* **REQUIRED WORK**: Find every line in the records that holds the string "Index". Copy each one.

* **DATA LISTING**:
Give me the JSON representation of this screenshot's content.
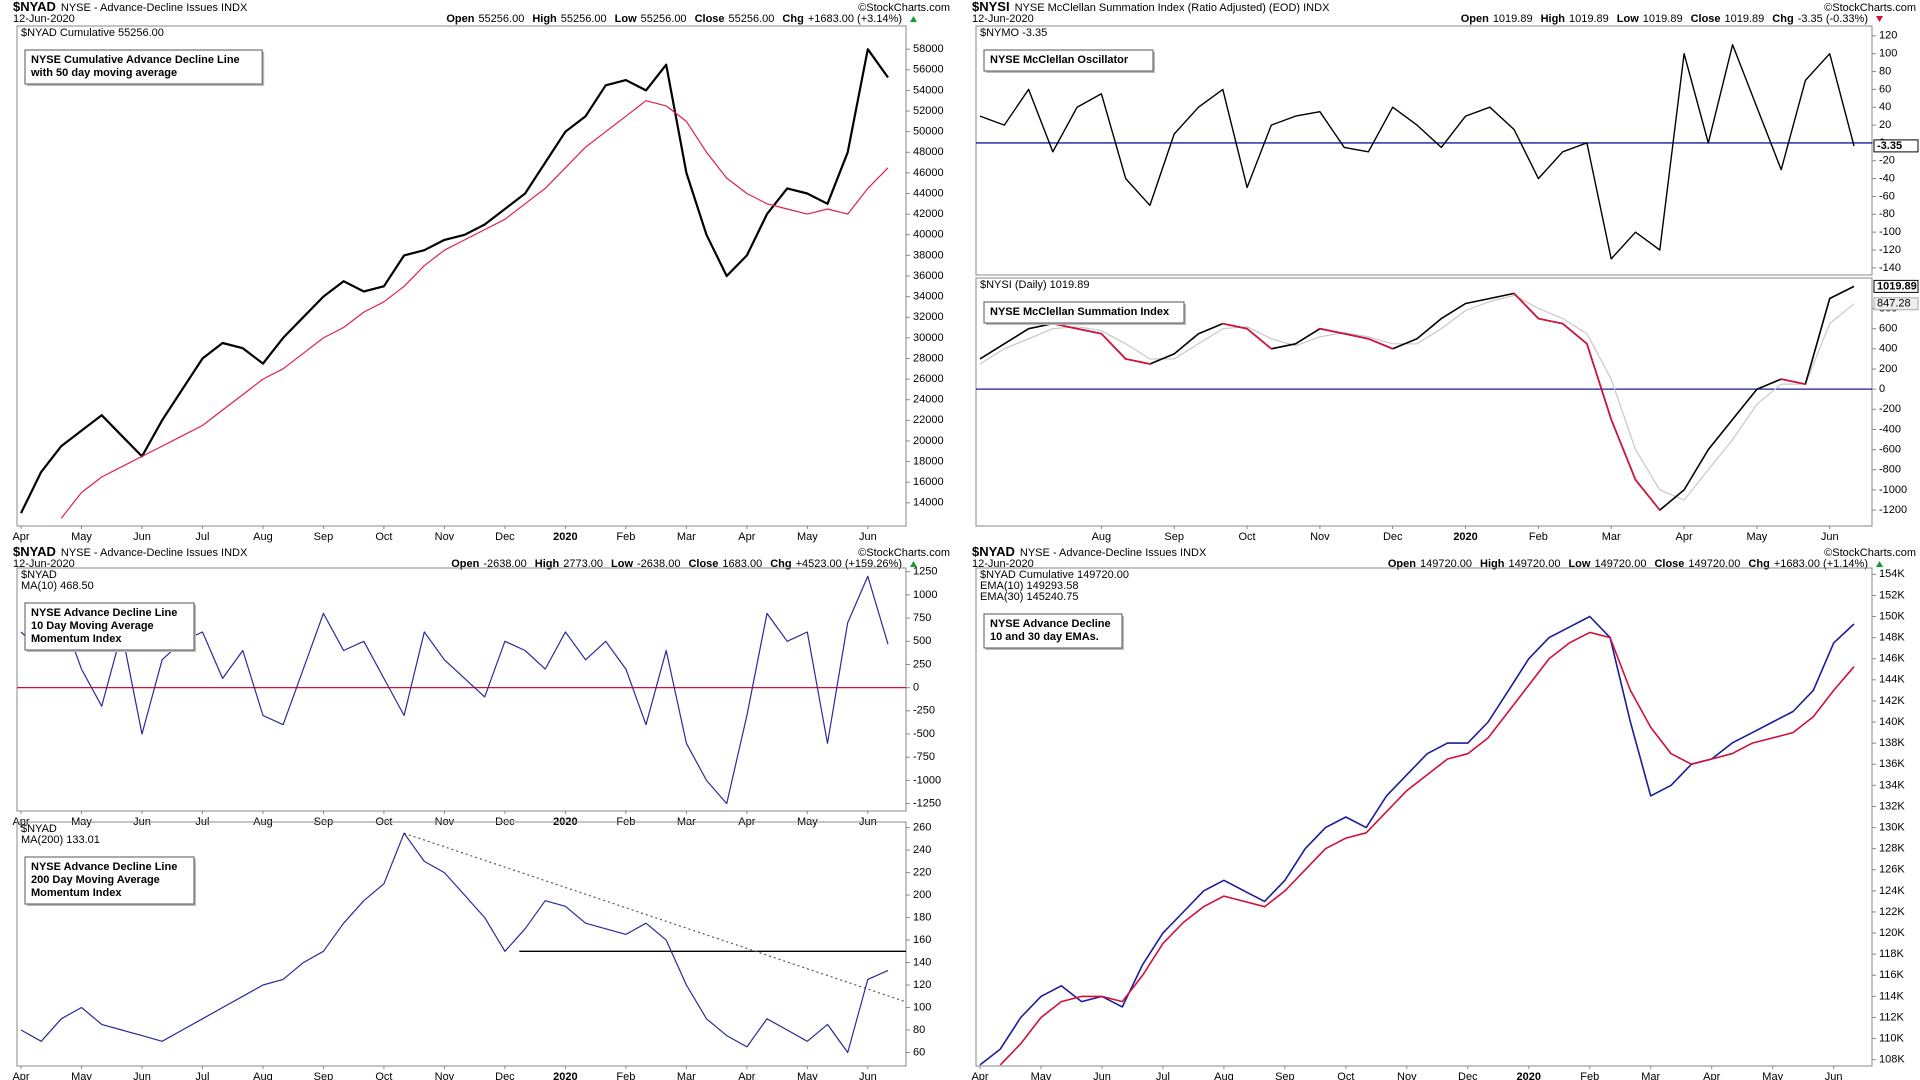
{
  "chart_data": [
    {
      "type": "line",
      "symbol": "$NYAD",
      "name": "NYSE - Advance-Decline Issues INDX",
      "date": "12-Jun-2020",
      "quote": [
        {
          "label": "Open",
          "value": "55256.00"
        },
        {
          "label": "High",
          "value": "55256.00"
        },
        {
          "label": "Low",
          "value": "55256.00"
        },
        {
          "label": "Close",
          "value": "55256.00"
        },
        {
          "label": "Chg",
          "value": "+1683.00 (+3.14%)"
        }
      ],
      "change_direction": "up",
      "credit": "©StockCharts.com",
      "annotation": [
        "NYSE Cumulative Advance Decline Line",
        "with 50 day moving average"
      ],
      "categories": [
        "Apr",
        null,
        null,
        "May",
        null,
        null,
        "Jun",
        null,
        null,
        "Jul",
        null,
        null,
        "Aug",
        null,
        null,
        "Sep",
        null,
        null,
        "Oct",
        null,
        null,
        "Nov",
        null,
        null,
        "Dec",
        null,
        null,
        "2020",
        null,
        null,
        "Feb",
        null,
        null,
        "Mar",
        null,
        null,
        "Apr",
        null,
        null,
        "May",
        null,
        null,
        "Jun",
        null
      ],
      "series": [
        {
          "name": "$NYAD Cumulative 55256.00",
          "color": "#000000",
          "width": 2.2,
          "values": [
            13000,
            17000,
            19500,
            21000,
            22500,
            20500,
            18500,
            22000,
            25000,
            28000,
            29500,
            29000,
            27500,
            30000,
            32000,
            34000,
            35500,
            34500,
            35000,
            38000,
            38500,
            39500,
            40000,
            41000,
            42500,
            44000,
            47000,
            50000,
            51500,
            54500,
            55000,
            54000,
            56500,
            46000,
            40000,
            36000,
            38000,
            42000,
            44500,
            44000,
            43000,
            48000,
            58000,
            55256
          ]
        },
        {
          "color": "#e0204a",
          "width": 1.2,
          "values": [
            null,
            null,
            12500,
            15000,
            16500,
            17500,
            18500,
            19500,
            20500,
            21500,
            23000,
            24500,
            26000,
            27000,
            28500,
            30000,
            31000,
            32500,
            33500,
            35000,
            37000,
            38500,
            39500,
            40500,
            41500,
            43000,
            44500,
            46500,
            48500,
            50000,
            51500,
            53000,
            52500,
            51000,
            48000,
            45500,
            44000,
            43000,
            42500,
            42000,
            42500,
            42000,
            44500,
            46500
          ]
        }
      ],
      "ylim": [
        11750,
        60250
      ],
      "yticks": [
        14000,
        16000,
        18000,
        20000,
        22000,
        24000,
        26000,
        28000,
        30000,
        32000,
        34000,
        36000,
        38000,
        40000,
        42000,
        44000,
        46000,
        48000,
        50000,
        52000,
        54000,
        56000,
        58000
      ]
    },
    {
      "type": "line",
      "symbol": "$NYSI",
      "name": "NYSE McClellan Summation Index (Ratio Adjusted) (EOD) INDX",
      "date": "12-Jun-2020",
      "quote": [
        {
          "label": "Open",
          "value": "1019.89"
        },
        {
          "label": "High",
          "value": "1019.89"
        },
        {
          "label": "Low",
          "value": "1019.89"
        },
        {
          "label": "Close",
          "value": "1019.89"
        },
        {
          "label": "Chg",
          "value": "-3.35 (-0.33%)"
        }
      ],
      "change_direction": "down",
      "credit": "©StockCharts.com",
      "annotation": [
        "NYSE McClellan Oscillator"
      ],
      "categories": [
        null,
        null,
        null,
        null,
        null,
        "Aug",
        null,
        null,
        "Sep",
        null,
        null,
        "Oct",
        null,
        null,
        "Nov",
        null,
        null,
        "Dec",
        null,
        null,
        "2020",
        null,
        null,
        "Feb",
        null,
        null,
        "Mar",
        null,
        null,
        "Apr",
        null,
        null,
        "May",
        null,
        null,
        "Jun",
        null
      ],
      "series": [
        {
          "name": "$NYMO -3.35",
          "color": "#000000",
          "width": 1.4,
          "show_last": true,
          "values": [
            30,
            20,
            60,
            -10,
            40,
            55,
            -40,
            -70,
            10,
            40,
            60,
            -50,
            20,
            30,
            35,
            -5,
            -10,
            40,
            20,
            -5,
            30,
            40,
            15,
            -40,
            -10,
            0,
            -130,
            -100,
            -120,
            100,
            0,
            110,
            40,
            -30,
            70,
            100,
            -3.35
          ]
        }
      ],
      "hlines": [
        {
          "value": 0,
          "color": "#1c1c9c"
        }
      ],
      "ylim": [
        -148,
        131
      ],
      "yticks": [
        -140,
        -120,
        -100,
        -80,
        -60,
        -40,
        -20,
        0,
        20,
        40,
        60,
        80,
        100,
        120
      ]
    },
    {
      "type": "line",
      "annotation": [
        "NYSE McClellan Summation Index"
      ],
      "categories": [
        null,
        null,
        null,
        null,
        null,
        "Aug",
        null,
        null,
        "Sep",
        null,
        null,
        "Oct",
        null,
        null,
        "Nov",
        null,
        null,
        "Dec",
        null,
        null,
        "2020",
        null,
        null,
        "Feb",
        null,
        null,
        "Mar",
        null,
        null,
        "Apr",
        null,
        null,
        "May",
        null,
        null,
        "Jun",
        null
      ],
      "series": [
        {
          "color": "#c8c8c8",
          "width": 1.2,
          "show_last": true,
          "values": [
            250,
            400,
            500,
            600,
            620,
            580,
            450,
            300,
            300,
            450,
            600,
            620,
            500,
            430,
            520,
            560,
            520,
            450,
            450,
            600,
            780,
            870,
            930,
            800,
            700,
            550,
            100,
            -600,
            -1000,
            -1100,
            -800,
            -500,
            -150,
            50,
            50,
            650,
            847.28
          ]
        },
        {
          "name": "$NYSI (Daily) 1019.89",
          "color": "#000000",
          "decline_color": "#e0103c",
          "width": 1.6,
          "show_last": true,
          "values": [
            300,
            450,
            600,
            650,
            600,
            550,
            300,
            250,
            350,
            550,
            650,
            600,
            400,
            450,
            600,
            550,
            500,
            400,
            500,
            700,
            850,
            900,
            950,
            700,
            650,
            450,
            -300,
            -900,
            -1200,
            -1000,
            -600,
            -300,
            0,
            100,
            50,
            900,
            1019.89
          ]
        }
      ],
      "hlines": [
        {
          "value": 0,
          "color": "#1c1c9c"
        }
      ],
      "ylim": [
        -1358,
        1103
      ],
      "yticks": [
        -1200,
        -1000,
        -800,
        -600,
        -400,
        -200,
        0,
        200,
        400,
        600,
        800
      ]
    },
    {
      "type": "line",
      "symbol": "$NYAD",
      "name": "NYSE - Advance-Decline Issues INDX",
      "date": "12-Jun-2020",
      "quote": [
        {
          "label": "Open",
          "value": "-2638.00"
        },
        {
          "label": "High",
          "value": "2773.00"
        },
        {
          "label": "Low",
          "value": "-2638.00"
        },
        {
          "label": "Close",
          "value": "1683.00"
        },
        {
          "label": "Chg",
          "value": "+4523.00 (+159.26%)"
        }
      ],
      "change_direction": "up",
      "credit": "©StockCharts.com",
      "legend_title": "$NYAD",
      "annotation": [
        "NYSE Advance Decline Line",
        "10 Day Moving Average",
        "Momentum Index"
      ],
      "categories": [
        "Apr",
        null,
        null,
        "May",
        null,
        null,
        "Jun",
        null,
        null,
        "Jul",
        null,
        null,
        "Aug",
        null,
        null,
        "Sep",
        null,
        null,
        "Oct",
        null,
        null,
        "Nov",
        null,
        null,
        "Dec",
        null,
        null,
        "2020",
        null,
        null,
        "Feb",
        null,
        null,
        "Mar",
        null,
        null,
        "Apr",
        null,
        null,
        "May",
        null,
        null,
        "Jun",
        null
      ],
      "series": [
        {
          "name": "MA(10) 468.50",
          "color": "#2a2a9a",
          "width": 1.2,
          "values": [
            600,
            400,
            800,
            200,
            -200,
            600,
            -500,
            300,
            500,
            600,
            100,
            400,
            -300,
            -400,
            200,
            800,
            400,
            500,
            100,
            -300,
            600,
            300,
            100,
            -100,
            500,
            400,
            200,
            600,
            300,
            500,
            200,
            -400,
            400,
            -600,
            -1000,
            -1250,
            -300,
            800,
            500,
            600,
            -600,
            700,
            1200,
            468.5
          ]
        }
      ],
      "hlines": [
        {
          "value": 0,
          "color": "#d0103a"
        }
      ],
      "ylim": [
        -1330,
        1290
      ],
      "yticks": [
        -1250,
        -1000,
        -750,
        -500,
        -250,
        0,
        250,
        500,
        750,
        1000,
        1250
      ]
    },
    {
      "type": "line",
      "legend_title": "$NYAD",
      "annotation": [
        "NYSE Advance Decline Line",
        "200 Day Moving Average",
        "Momentum Index"
      ],
      "categories": [
        "Apr",
        null,
        null,
        "May",
        null,
        null,
        "Jun",
        null,
        null,
        "Jul",
        null,
        null,
        "Aug",
        null,
        null,
        "Sep",
        null,
        null,
        "Oct",
        null,
        null,
        "Nov",
        null,
        null,
        "Dec",
        null,
        null,
        "2020",
        null,
        null,
        "Feb",
        null,
        null,
        "Mar",
        null,
        null,
        "Apr",
        null,
        null,
        "May",
        null,
        null,
        "Jun",
        null
      ],
      "series": [
        {
          "name": "MA(200) 133.01",
          "color": "#2a2a9a",
          "width": 1.2,
          "values": [
            80,
            70,
            90,
            100,
            85,
            80,
            75,
            70,
            80,
            90,
            100,
            110,
            120,
            125,
            140,
            150,
            175,
            195,
            210,
            255,
            230,
            220,
            200,
            180,
            150,
            170,
            195,
            190,
            175,
            170,
            165,
            175,
            160,
            120,
            90,
            75,
            65,
            90,
            80,
            70,
            85,
            60,
            125,
            133.01
          ]
        }
      ],
      "hlines": [
        {
          "value": 150,
          "color": "#000000"
        }
      ],
      "trendline": {
        "values": [
          255,
          105
        ],
        "color": "#555555"
      },
      "ylim": [
        48,
        265
      ],
      "yticks": [
        60,
        80,
        100,
        120,
        140,
        160,
        180,
        200,
        220,
        240,
        260
      ]
    },
    {
      "type": "line",
      "symbol": "$NYAD",
      "name": "NYSE - Advance-Decline Issues INDX",
      "date": "12-Jun-2020",
      "quote": [
        {
          "label": "Open",
          "value": "149720.00"
        },
        {
          "label": "High",
          "value": "149720.00"
        },
        {
          "label": "Low",
          "value": "149720.00"
        },
        {
          "label": "Close",
          "value": "149720.00"
        },
        {
          "label": "Chg",
          "value": "+1683.00 (+1.14%)"
        }
      ],
      "change_direction": "up",
      "credit": "©StockCharts.com",
      "legend_title": "$NYAD Cumulative 149720.00",
      "annotation": [
        "NYSE Advance Decline",
        "10 and 30 day EMAs."
      ],
      "categories": [
        "Apr",
        null,
        null,
        "May",
        null,
        null,
        "Jun",
        null,
        null,
        "Jul",
        null,
        null,
        "Aug",
        null,
        null,
        "Sep",
        null,
        null,
        "Oct",
        null,
        null,
        "Nov",
        null,
        null,
        "Dec",
        null,
        null,
        "2020",
        null,
        null,
        "Feb",
        null,
        null,
        "Mar",
        null,
        null,
        "Apr",
        null,
        null,
        "May",
        null,
        null,
        "Jun",
        null
      ],
      "series": [
        {
          "name": "EMA(10) 149293.58",
          "color": "#1c1c9c",
          "width": 1.6,
          "values": [
            107500,
            109000,
            112000,
            114000,
            115000,
            113500,
            114000,
            113000,
            117000,
            120000,
            122000,
            124000,
            125000,
            124000,
            123000,
            125000,
            128000,
            130000,
            131000,
            130000,
            133000,
            135000,
            137000,
            138000,
            138000,
            140000,
            143000,
            146000,
            148000,
            149000,
            150000,
            148000,
            140000,
            133000,
            134000,
            136000,
            136500,
            138000,
            139000,
            140000,
            141000,
            143000,
            147500,
            149293.58
          ]
        },
        {
          "name": "EMA(30) 145240.75",
          "color": "#d0103a",
          "width": 1.6,
          "values": [
            null,
            107500,
            109500,
            112000,
            113500,
            114000,
            114000,
            113500,
            116000,
            119000,
            121000,
            122500,
            123500,
            123000,
            122500,
            124000,
            126000,
            128000,
            129000,
            129500,
            131500,
            133500,
            135000,
            136500,
            137000,
            138500,
            141000,
            143500,
            146000,
            147500,
            148500,
            148000,
            143000,
            139500,
            137000,
            136000,
            136500,
            137000,
            138000,
            138500,
            139000,
            140500,
            143000,
            145240.75
          ]
        }
      ],
      "ylim": [
        107400,
        154600
      ],
      "yticks": [
        {
          "value": 108000,
          "label": "108K"
        },
        {
          "value": 110000,
          "label": "110K"
        },
        {
          "value": 112000,
          "label": "112K"
        },
        {
          "value": 114000,
          "label": "114K"
        },
        {
          "value": 116000,
          "label": "116K"
        },
        {
          "value": 118000,
          "label": "118K"
        },
        {
          "value": 120000,
          "label": "120K"
        },
        {
          "value": 122000,
          "label": "122K"
        },
        {
          "value": 124000,
          "label": "124K"
        },
        {
          "value": 126000,
          "label": "126K"
        },
        {
          "value": 128000,
          "label": "128K"
        },
        {
          "value": 130000,
          "label": "130K"
        },
        {
          "value": 132000,
          "label": "132K"
        },
        {
          "value": 134000,
          "label": "134K"
        },
        {
          "value": 136000,
          "label": "136K"
        },
        {
          "value": 138000,
          "label": "138K"
        },
        {
          "value": 140000,
          "label": "140K"
        },
        {
          "value": 142000,
          "label": "142K"
        },
        {
          "value": 144000,
          "label": "144K"
        },
        {
          "value": 146000,
          "label": "146K"
        },
        {
          "value": 148000,
          "label": "148K"
        },
        {
          "value": 150000,
          "label": "150K"
        },
        {
          "value": 152000,
          "label": "152K"
        },
        {
          "value": 154000,
          "label": "154K"
        }
      ]
    }
  ]
}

* **EXERCISE RESPONSE**:
      "name": "NYSE McClellan Summation Index (Ratio Adjusted) (EOD) INDX",
        "NYSE McClellan Summation Index"
        "Momentum Index"
        "Momentum Index"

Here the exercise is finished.